▶ [RECORD LIST]
----------------

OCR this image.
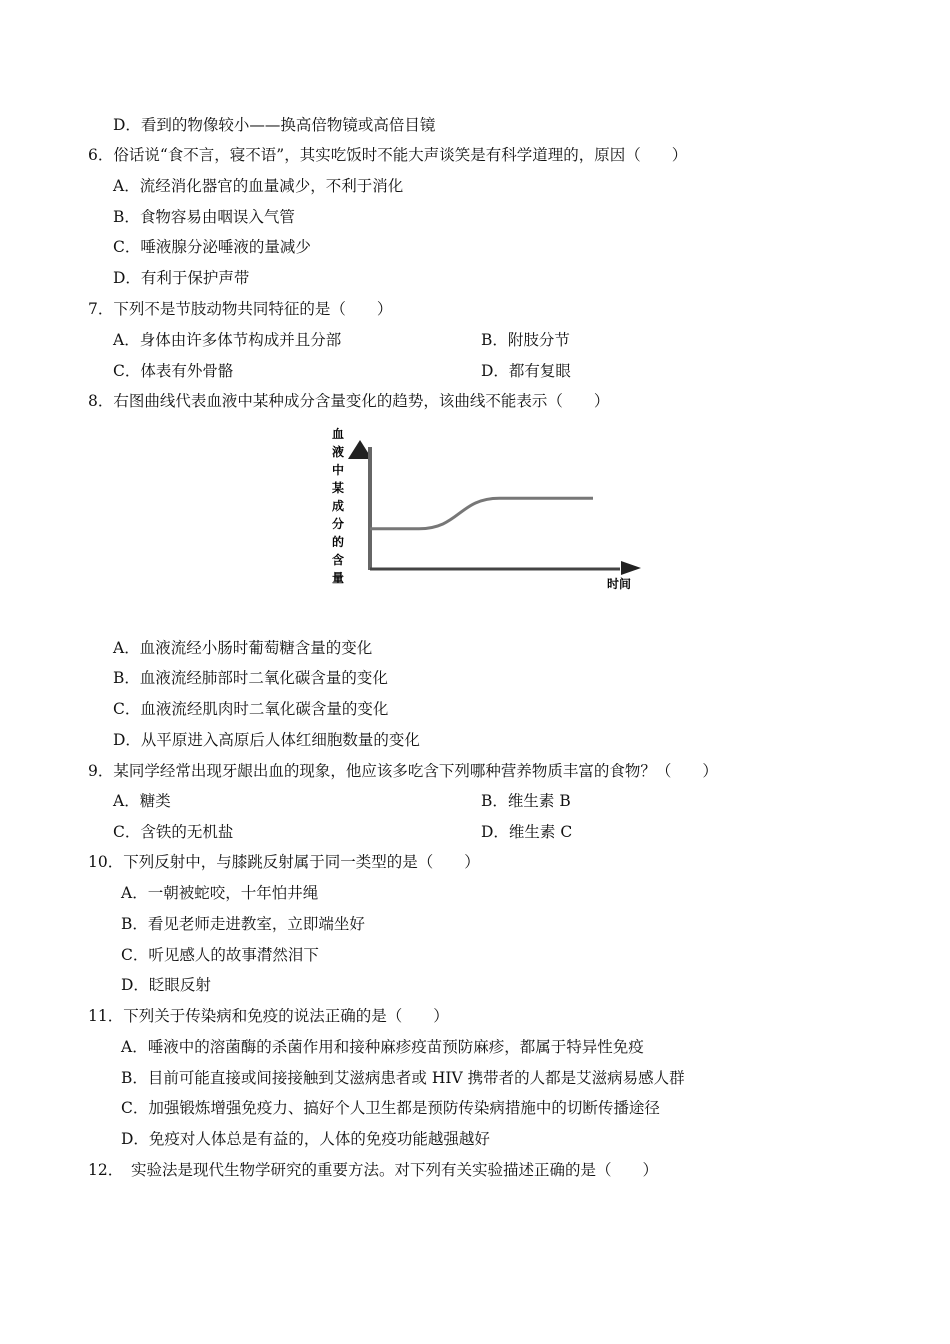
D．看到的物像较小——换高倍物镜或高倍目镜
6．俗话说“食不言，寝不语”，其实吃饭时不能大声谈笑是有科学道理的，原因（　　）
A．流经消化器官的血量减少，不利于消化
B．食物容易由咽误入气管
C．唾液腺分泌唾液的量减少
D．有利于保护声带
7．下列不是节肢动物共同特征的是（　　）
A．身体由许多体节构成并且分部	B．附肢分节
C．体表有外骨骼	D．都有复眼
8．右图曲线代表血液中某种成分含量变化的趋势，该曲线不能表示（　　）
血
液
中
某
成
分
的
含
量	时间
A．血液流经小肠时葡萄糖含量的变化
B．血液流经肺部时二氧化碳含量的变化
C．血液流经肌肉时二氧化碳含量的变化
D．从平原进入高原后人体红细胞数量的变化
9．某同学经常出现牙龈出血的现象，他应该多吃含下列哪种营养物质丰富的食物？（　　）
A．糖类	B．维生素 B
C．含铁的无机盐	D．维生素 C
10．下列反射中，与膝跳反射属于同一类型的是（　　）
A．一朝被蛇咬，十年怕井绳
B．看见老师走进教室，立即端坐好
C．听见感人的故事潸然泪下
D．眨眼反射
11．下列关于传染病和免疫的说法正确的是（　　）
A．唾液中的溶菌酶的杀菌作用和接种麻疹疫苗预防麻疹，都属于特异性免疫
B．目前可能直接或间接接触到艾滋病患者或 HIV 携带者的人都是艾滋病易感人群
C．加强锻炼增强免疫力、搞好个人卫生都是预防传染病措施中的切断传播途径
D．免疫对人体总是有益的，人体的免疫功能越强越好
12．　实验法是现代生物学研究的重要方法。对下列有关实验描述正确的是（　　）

----------------

Print the entries above exactly, taking out only the pictures.

▶ [EXPECTED ANSWER]
OCR this image.
D．看到的物像较小——换高倍物镜或高倍目镜
6．俗话说“食不言，寝不语”，其实吃饭时不能大声谈笑是有科学道理的，原因（　　）
A．流经消化器官的血量减少，不利于消化
B．食物容易由咽误入气管
C．唾液腺分泌唾液的量减少
D．有利于保护声带
7．下列不是节肢动物共同特征的是（　　）
A．身体由许多体节构成并且分部	B．附肢分节
C．体表有外骨骼	D．都有复眼
8．右图曲线代表血液中某种成分含量变化的趋势，该曲线不能表示（　　）
血
液
中
某
成
分
的
含
量	时间
A．血液流经小肠时葡萄糖含量的变化
B．血液流经肺部时二氧化碳含量的变化
C．血液流经肌肉时二氧化碳含量的变化
D．从平原进入高原后人体红细胞数量的变化
9．某同学经常出现牙龈出血的现象，他应该多吃含下列哪种营养物质丰富的食物？（　　）
A．糖类	B．维生素 B
C．含铁的无机盐	D．维生素 C
10．下列反射中，与膝跳反射属于同一类型的是（　　）
A．一朝被蛇咬，十年怕井绳
B．看见老师走进教室，立即端坐好
C．听见感人的故事潸然泪下
D．眨眼反射
11．下列关于传染病和免疫的说法正确的是（　　）
A．唾液中的溶菌酶的杀菌作用和接种麻疹疫苗预防麻疹，都属于特异性免疫
B．目前可能直接或间接接触到艾滋病患者或 HIV 携带者的人都是艾滋病易感人群
C．加强锻炼增强免疫力、搞好个人卫生都是预防传染病措施中的切断传播途径
D．免疫对人体总是有益的，人体的免疫功能越强越好
12．　实验法是现代生物学研究的重要方法。对下列有关实验描述正确的是（　　）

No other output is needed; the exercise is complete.